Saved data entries
★ ★ ★

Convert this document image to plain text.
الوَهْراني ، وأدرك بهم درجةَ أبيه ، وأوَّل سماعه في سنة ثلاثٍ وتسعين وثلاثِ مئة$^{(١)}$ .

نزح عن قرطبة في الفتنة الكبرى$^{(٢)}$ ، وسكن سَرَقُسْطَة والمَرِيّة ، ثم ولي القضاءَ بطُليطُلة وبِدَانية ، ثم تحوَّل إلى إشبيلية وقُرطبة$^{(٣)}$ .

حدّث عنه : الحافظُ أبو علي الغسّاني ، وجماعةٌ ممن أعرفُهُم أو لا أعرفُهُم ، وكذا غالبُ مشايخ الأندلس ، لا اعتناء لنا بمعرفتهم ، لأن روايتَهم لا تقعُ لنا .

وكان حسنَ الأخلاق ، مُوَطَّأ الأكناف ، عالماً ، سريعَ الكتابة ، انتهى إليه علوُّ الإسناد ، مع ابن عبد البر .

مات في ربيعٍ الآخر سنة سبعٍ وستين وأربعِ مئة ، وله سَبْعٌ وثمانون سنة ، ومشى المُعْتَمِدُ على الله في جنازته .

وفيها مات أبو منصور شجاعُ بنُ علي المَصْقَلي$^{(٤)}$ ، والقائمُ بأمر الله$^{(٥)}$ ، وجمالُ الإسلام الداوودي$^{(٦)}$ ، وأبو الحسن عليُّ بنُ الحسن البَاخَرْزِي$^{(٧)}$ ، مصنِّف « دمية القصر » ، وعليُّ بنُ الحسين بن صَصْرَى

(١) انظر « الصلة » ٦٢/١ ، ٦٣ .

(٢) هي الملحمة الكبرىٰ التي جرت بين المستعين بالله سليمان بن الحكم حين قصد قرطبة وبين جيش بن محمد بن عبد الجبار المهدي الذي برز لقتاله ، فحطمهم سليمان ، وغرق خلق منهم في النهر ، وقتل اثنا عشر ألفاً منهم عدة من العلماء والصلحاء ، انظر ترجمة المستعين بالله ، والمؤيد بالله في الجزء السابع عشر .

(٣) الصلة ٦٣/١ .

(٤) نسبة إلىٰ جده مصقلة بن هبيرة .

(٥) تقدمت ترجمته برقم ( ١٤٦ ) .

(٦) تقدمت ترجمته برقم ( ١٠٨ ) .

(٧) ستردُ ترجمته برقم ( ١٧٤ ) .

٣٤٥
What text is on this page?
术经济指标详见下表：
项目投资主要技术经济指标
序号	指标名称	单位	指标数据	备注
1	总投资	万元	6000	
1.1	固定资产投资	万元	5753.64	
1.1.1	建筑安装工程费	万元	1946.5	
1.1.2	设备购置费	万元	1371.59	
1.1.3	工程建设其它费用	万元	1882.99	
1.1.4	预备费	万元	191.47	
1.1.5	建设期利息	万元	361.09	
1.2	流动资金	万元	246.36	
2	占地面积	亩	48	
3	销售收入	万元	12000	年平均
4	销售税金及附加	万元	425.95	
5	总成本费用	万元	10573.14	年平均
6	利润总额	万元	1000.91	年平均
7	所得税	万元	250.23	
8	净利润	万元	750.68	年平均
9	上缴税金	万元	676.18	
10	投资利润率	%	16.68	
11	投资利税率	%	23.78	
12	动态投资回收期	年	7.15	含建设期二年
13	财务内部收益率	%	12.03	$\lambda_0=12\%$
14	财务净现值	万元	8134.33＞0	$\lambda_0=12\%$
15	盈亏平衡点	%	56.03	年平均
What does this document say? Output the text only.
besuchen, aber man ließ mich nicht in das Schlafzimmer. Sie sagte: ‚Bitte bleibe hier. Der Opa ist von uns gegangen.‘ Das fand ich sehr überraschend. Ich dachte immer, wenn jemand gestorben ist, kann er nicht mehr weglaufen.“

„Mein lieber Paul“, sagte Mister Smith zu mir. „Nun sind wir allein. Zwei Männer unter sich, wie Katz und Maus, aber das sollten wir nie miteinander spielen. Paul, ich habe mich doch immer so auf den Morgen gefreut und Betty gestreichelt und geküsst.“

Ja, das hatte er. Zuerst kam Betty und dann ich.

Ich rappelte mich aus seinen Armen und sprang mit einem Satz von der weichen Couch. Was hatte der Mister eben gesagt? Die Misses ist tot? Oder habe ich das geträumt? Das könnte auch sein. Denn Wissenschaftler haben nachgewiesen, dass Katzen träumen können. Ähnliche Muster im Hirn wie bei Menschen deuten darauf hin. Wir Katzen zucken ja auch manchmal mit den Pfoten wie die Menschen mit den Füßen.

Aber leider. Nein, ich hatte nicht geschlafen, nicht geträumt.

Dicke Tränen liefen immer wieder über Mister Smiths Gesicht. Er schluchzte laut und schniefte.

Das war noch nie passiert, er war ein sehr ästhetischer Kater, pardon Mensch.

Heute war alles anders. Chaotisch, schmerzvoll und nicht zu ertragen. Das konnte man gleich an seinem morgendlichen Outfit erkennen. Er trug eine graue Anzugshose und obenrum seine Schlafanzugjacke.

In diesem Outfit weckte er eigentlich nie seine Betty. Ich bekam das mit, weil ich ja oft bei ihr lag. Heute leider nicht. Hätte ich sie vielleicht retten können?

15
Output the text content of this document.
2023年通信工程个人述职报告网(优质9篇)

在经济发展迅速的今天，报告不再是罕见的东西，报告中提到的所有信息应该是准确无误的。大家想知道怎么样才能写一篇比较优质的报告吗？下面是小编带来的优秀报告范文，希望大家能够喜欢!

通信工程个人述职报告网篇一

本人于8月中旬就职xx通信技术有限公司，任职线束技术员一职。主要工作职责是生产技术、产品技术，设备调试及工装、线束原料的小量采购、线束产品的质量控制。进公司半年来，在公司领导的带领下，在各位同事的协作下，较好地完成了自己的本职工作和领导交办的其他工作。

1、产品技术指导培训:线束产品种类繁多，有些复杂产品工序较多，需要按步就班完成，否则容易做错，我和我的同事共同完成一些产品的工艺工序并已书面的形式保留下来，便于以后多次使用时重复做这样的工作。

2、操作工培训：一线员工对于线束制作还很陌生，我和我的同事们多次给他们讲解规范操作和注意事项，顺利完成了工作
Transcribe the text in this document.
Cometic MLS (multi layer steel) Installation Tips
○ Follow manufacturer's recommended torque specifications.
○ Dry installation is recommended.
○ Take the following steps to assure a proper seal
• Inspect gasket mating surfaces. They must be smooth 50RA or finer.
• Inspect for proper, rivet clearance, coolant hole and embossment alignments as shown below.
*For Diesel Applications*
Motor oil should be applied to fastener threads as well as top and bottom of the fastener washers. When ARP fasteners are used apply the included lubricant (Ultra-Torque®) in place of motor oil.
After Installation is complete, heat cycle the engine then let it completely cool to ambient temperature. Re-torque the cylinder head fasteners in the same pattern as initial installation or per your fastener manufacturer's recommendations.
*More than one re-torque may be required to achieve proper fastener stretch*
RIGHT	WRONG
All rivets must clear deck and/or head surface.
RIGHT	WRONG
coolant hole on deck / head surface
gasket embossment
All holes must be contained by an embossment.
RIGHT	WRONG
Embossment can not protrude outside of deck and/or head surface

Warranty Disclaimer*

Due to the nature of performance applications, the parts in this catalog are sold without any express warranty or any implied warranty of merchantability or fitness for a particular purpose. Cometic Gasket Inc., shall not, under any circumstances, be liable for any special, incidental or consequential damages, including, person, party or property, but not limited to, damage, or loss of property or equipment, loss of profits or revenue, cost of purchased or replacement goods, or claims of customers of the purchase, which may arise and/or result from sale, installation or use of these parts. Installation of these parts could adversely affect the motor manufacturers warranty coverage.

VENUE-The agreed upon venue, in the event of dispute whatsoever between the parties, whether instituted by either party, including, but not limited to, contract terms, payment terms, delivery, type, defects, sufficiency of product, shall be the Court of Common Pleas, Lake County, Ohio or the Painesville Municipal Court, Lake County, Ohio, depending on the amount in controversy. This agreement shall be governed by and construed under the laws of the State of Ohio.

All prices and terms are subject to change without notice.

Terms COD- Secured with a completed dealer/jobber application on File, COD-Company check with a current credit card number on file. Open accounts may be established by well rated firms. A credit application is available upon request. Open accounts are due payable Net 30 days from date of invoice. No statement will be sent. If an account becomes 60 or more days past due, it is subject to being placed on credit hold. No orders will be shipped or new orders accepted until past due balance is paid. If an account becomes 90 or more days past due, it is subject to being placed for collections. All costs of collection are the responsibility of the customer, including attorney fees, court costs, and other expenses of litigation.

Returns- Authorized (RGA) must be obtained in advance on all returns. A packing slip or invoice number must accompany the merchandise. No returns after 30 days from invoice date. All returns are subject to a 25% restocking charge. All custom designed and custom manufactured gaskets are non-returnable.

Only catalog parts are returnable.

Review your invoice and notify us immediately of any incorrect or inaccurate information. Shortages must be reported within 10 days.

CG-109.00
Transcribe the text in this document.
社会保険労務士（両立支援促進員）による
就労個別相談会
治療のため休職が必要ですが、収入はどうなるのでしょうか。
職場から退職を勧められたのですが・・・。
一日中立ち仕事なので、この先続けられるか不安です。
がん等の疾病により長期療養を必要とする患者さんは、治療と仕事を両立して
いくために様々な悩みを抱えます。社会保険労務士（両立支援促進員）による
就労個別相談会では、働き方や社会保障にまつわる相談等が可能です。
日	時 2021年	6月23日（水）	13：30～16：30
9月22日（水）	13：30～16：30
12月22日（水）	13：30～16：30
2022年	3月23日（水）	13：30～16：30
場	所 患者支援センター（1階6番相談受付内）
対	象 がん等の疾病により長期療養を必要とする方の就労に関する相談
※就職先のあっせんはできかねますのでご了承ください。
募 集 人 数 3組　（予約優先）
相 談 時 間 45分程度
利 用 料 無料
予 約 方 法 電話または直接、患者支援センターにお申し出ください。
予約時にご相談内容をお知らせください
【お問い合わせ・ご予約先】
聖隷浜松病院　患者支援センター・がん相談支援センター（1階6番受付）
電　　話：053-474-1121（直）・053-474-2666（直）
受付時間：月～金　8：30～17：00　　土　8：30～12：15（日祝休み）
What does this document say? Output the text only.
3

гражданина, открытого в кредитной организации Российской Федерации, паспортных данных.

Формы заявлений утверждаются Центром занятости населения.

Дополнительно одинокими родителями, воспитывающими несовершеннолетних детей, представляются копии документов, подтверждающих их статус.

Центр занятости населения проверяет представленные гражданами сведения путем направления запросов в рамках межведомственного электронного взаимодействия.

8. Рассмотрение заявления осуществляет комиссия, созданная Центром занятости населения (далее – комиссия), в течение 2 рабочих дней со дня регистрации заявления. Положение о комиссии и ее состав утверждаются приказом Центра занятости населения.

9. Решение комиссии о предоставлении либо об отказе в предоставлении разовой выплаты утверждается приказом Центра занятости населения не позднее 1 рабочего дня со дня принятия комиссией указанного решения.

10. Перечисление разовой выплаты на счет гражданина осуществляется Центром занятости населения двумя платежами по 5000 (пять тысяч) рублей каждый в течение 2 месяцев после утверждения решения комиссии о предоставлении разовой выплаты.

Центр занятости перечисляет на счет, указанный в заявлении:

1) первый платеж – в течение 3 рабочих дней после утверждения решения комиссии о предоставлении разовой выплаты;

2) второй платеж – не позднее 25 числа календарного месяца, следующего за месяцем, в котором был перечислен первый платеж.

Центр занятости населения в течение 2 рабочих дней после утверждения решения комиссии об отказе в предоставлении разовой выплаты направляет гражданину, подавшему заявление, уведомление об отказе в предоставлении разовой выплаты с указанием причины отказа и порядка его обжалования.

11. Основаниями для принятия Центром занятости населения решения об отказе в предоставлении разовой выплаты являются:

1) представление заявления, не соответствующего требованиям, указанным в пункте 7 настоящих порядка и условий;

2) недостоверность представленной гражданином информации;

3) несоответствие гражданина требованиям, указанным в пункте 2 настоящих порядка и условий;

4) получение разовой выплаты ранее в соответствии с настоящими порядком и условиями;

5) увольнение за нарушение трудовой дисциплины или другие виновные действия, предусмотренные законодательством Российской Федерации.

★ ★ ★

# Problem statement
Search the data for "принятия". Copy every matching line.

# Output of the exercise
9. Решение комиссии о предоставлении либо об отказе в предоставлении разовой выплаты утверждается приказом Центра занятости населения не позднее 1 рабочего дня со дня принятия комиссией указанного решения.
11. Основаниями для принятия Центром занятости населения решения об отказе в предоставлении разовой выплаты являются:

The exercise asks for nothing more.